--- Extracted records ---
>>>>

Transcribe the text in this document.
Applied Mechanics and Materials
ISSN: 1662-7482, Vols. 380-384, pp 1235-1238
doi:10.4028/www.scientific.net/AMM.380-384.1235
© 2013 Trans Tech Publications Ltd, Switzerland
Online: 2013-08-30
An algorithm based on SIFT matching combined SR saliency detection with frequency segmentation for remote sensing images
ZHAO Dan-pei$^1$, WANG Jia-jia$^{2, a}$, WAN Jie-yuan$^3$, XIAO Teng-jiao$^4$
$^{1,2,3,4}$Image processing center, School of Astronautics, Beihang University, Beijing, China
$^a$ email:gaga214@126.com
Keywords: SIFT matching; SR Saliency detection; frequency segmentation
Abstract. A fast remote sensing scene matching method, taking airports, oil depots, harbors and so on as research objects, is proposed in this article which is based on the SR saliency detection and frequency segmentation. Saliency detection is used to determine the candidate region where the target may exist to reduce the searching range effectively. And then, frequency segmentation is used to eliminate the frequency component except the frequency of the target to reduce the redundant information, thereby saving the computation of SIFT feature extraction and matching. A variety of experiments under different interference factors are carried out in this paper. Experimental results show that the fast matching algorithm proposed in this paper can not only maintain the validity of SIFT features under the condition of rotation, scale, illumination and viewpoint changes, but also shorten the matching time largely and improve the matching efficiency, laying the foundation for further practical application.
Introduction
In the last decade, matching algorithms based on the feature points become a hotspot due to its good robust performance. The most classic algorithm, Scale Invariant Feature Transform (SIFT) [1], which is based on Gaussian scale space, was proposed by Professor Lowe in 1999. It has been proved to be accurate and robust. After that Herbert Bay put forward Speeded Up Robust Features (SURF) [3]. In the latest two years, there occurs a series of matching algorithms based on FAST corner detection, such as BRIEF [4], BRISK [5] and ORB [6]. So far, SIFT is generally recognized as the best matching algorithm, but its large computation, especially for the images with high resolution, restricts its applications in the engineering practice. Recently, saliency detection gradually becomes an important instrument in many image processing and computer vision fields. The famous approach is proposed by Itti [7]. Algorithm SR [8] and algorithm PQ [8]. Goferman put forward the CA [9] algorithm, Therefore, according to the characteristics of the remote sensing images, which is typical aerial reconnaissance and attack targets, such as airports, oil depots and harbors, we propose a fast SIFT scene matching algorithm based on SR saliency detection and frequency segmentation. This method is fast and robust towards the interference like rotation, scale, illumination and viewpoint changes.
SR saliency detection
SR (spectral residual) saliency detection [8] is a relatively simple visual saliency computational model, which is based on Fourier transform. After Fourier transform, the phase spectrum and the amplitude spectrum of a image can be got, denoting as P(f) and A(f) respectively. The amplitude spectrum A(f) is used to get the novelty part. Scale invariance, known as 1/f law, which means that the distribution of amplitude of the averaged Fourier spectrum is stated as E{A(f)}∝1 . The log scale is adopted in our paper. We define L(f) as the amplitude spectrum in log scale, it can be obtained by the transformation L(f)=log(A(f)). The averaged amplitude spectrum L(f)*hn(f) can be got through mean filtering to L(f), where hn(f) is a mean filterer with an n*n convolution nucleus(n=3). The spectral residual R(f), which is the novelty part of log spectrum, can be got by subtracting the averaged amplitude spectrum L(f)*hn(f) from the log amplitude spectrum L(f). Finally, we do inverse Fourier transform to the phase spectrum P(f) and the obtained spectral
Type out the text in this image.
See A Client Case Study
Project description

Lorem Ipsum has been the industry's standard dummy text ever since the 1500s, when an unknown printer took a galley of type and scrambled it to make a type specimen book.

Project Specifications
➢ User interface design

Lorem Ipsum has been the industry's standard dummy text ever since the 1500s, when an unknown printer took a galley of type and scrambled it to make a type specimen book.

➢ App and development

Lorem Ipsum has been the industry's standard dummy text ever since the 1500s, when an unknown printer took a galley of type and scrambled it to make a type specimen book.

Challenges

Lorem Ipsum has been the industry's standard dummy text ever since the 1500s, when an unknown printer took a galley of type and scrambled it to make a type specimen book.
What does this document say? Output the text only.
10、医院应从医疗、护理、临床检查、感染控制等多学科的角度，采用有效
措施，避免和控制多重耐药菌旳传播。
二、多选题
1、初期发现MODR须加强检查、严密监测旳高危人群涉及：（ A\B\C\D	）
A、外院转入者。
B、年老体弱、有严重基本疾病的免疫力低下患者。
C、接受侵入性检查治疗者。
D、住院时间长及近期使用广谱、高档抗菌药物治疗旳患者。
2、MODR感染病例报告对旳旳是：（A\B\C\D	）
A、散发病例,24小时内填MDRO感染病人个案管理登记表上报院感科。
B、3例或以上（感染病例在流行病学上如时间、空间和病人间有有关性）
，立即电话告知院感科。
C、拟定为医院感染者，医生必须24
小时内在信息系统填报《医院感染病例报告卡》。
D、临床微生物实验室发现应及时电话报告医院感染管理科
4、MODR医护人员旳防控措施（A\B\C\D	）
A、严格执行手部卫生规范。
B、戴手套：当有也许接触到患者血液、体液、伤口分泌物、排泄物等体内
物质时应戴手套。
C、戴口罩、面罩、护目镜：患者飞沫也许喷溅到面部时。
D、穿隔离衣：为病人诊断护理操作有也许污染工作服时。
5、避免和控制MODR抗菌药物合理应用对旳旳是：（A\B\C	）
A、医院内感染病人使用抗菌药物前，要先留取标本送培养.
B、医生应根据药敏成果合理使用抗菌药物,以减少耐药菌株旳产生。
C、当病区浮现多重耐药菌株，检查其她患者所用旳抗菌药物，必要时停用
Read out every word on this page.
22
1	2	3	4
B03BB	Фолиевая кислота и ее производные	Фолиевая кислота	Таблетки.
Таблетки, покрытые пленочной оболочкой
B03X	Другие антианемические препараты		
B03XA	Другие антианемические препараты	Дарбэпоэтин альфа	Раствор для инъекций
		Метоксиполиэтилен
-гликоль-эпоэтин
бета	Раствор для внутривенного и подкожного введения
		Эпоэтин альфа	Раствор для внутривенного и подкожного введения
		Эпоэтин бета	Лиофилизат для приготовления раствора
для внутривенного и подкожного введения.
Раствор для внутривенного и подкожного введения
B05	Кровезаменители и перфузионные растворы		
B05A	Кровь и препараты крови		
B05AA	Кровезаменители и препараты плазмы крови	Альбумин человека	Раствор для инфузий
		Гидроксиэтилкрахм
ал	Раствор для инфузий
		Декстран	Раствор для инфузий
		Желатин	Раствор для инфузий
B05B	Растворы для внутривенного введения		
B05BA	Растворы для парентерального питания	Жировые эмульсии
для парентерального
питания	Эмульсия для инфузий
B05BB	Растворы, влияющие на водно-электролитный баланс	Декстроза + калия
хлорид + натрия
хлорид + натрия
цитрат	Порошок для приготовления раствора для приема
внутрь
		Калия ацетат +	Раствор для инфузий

<<<<

--- What you are asked to do ---
Repeat all the records. Match each line exactly.

--- Task output ---
Transcribe the text in this document.
Applied Mechanics and Materials
ISSN: 1662-7482, Vols. 380-384, pp 1235-1238
doi:10.4028/www.scientific.net/AMM.380-384.1235
© 2013 Trans Tech Publications Ltd, Switzerland
Online: 2013-08-30
An algorithm based on SIFT matching combined SR saliency detection with frequency segmentation for remote sensing images
ZHAO Dan-pei$^1$, WANG Jia-jia$^{2, a}$, WAN Jie-yuan$^3$, XIAO Teng-jiao$^4$
$^{1,2,3,4}$Image processing center, School of Astronautics, Beihang University, Beijing, China
$^a$ email:gaga214@126.com
Keywords: SIFT matching; SR Saliency detection; frequency segmentation
Abstract. A fast remote sensing scene matching method, taking airports, oil depots, harbors and so on as research objects, is proposed in this article which is based on the SR saliency detection and frequency segmentation. Saliency detection is used to determine the candidate region where the target may exist to reduce the searching range effectively. And then, frequency segmentation is used to eliminate the frequency component except the frequency of the target to reduce the redundant information, thereby saving the computation of SIFT feature extraction and matching. A variety of experiments under different interference factors are carried out in this paper. Experimental results show that the fast matching algorithm proposed in this paper can not only maintain the validity of SIFT features under the condition of rotation, scale, illumination and viewpoint changes, but also shorten the matching time largely and improve the matching efficiency, laying the foundation for further practical application.
Introduction
In the last decade, matching algorithms based on the feature points become a hotspot due to its good robust performance. The most classic algorithm, Scale Invariant Feature Transform (SIFT) [1], which is based on Gaussian scale space, was proposed by Professor Lowe in 1999. It has been proved to be accurate and robust. After that Herbert Bay put forward Speeded Up Robust Features (SURF) [3]. In the latest two years, there occurs a series of matching algorithms based on FAST corner detection, such as BRIEF [4], BRISK [5] and ORB [6]. So far, SIFT is generally recognized as the best matching algorithm, but its large computation, especially for the images with high resolution, restricts its applications in the engineering practice. Recently, saliency detection gradually becomes an important instrument in many image processing and computer vision fields. The famous approach is proposed by Itti [7]. Algorithm SR [8] and algorithm PQ [8]. Goferman put forward the CA [9] algorithm, Therefore, according to the characteristics of the remote sensing images, which is typical aerial reconnaissance and attack targets, such as airports, oil depots and harbors, we propose a fast SIFT scene matching algorithm based on SR saliency detection and frequency segmentation. This method is fast and robust towards the interference like rotation, scale, illumination and viewpoint changes.
SR saliency detection
SR (spectral residual) saliency detection [8] is a relatively simple visual saliency computational model, which is based on Fourier transform. After Fourier transform, the phase spectrum and the amplitude spectrum of a image can be got, denoting as P(f) and A(f) respectively. The amplitude spectrum A(f) is used to get the novelty part. Scale invariance, known as 1/f law, which means that the distribution of amplitude of the averaged Fourier spectrum is stated as E{A(f)}∝1 . The log scale is adopted in our paper. We define L(f) as the amplitude spectrum in log scale, it can be obtained by the transformation L(f)=log(A(f)). The averaged amplitude spectrum L(f)*hn(f) can be got through mean filtering to L(f), where hn(f) is a mean filterer with an n*n convolution nucleus(n=3). The spectral residual R(f), which is the novelty part of log spectrum, can be got by subtracting the averaged amplitude spectrum L(f)*hn(f) from the log amplitude spectrum L(f). Finally, we do inverse Fourier transform to the phase spectrum P(f) and the obtained spectral
Type out the text in this image.
See A Client Case Study
Project description

Lorem Ipsum has been the industry's standard dummy text ever since the 1500s, when an unknown printer took a galley of type and scrambled it to make a type specimen book.

Project Specifications
➢ User interface design

Lorem Ipsum has been the industry's standard dummy text ever since the 1500s, when an unknown printer took a galley of type and scrambled it to make a type specimen book.

➢ App and development

Lorem Ipsum has been the industry's standard dummy text ever since the 1500s, when an unknown printer took a galley of type and scrambled it to make a type specimen book.

Challenges

Lorem Ipsum has been the industry's standard dummy text ever since the 1500s, when an unknown printer took a galley of type and scrambled it to make a type specimen book.
What does this document say? Output the text only.
10、医院应从医疗、护理、临床检查、感染控制等多学科的角度，采用有效
措施，避免和控制多重耐药菌旳传播。
二、多选题
1、初期发现MODR须加强检查、严密监测旳高危人群涉及：（ A\B\C\D	）
A、外院转入者。
B、年老体弱、有严重基本疾病的免疫力低下患者。
C、接受侵入性检查治疗者。
D、住院时间长及近期使用广谱、高档抗菌药物治疗旳患者。
2、MODR感染病例报告对旳旳是：（A\B\C\D	）
A、散发病例,24小时内填MDRO感染病人个案管理登记表上报院感科。
B、3例或以上（感染病例在流行病学上如时间、空间和病人间有有关性）
，立即电话告知院感科。
C、拟定为医院感染者，医生必须24
小时内在信息系统填报《医院感染病例报告卡》。
D、临床微生物实验室发现应及时电话报告医院感染管理科
4、MODR医护人员旳防控措施（A\B\C\D	）
A、严格执行手部卫生规范。
B、戴手套：当有也许接触到患者血液、体液、伤口分泌物、排泄物等体内
物质时应戴手套。
C、戴口罩、面罩、护目镜：患者飞沫也许喷溅到面部时。
D、穿隔离衣：为病人诊断护理操作有也许污染工作服时。
5、避免和控制MODR抗菌药物合理应用对旳旳是：（A\B\C	）
A、医院内感染病人使用抗菌药物前，要先留取标本送培养.
B、医生应根据药敏成果合理使用抗菌药物,以减少耐药菌株旳产生。
C、当病区浮现多重耐药菌株，检查其她患者所用旳抗菌药物，必要时停用
Read out every word on this page.
22
1	2	3	4
B03BB	Фолиевая кислота и ее производные	Фолиевая кислота	Таблетки.
Таблетки, покрытые пленочной оболочкой
B03X	Другие антианемические препараты		
B03XA	Другие антианемические препараты	Дарбэпоэтин альфа	Раствор для инъекций
		Метоксиполиэтилен
-гликоль-эпоэтин
бета	Раствор для внутривенного и подкожного введения
		Эпоэтин альфа	Раствор для внутривенного и подкожного введения
		Эпоэтин бета	Лиофилизат для приготовления раствора
для внутривенного и подкожного введения.
Раствор для внутривенного и подкожного введения
B05	Кровезаменители и перфузионные растворы		
B05A	Кровь и препараты крови		
B05AA	Кровезаменители и препараты плазмы крови	Альбумин человека	Раствор для инфузий
		Гидроксиэтилкрахм
ал	Раствор для инфузий
		Декстран	Раствор для инфузий
		Желатин	Раствор для инфузий
B05B	Растворы для внутривенного введения		
B05BA	Растворы для парентерального питания	Жировые эмульсии
для парентерального
питания	Эмульсия для инфузий
B05BB	Растворы, влияющие на водно-электролитный баланс	Декстроза + калия
хлорид + натрия
хлорид + натрия
цитрат	Порошок для приготовления раствора для приема
внутрь
		Калия ацетат +	Раствор для инфузий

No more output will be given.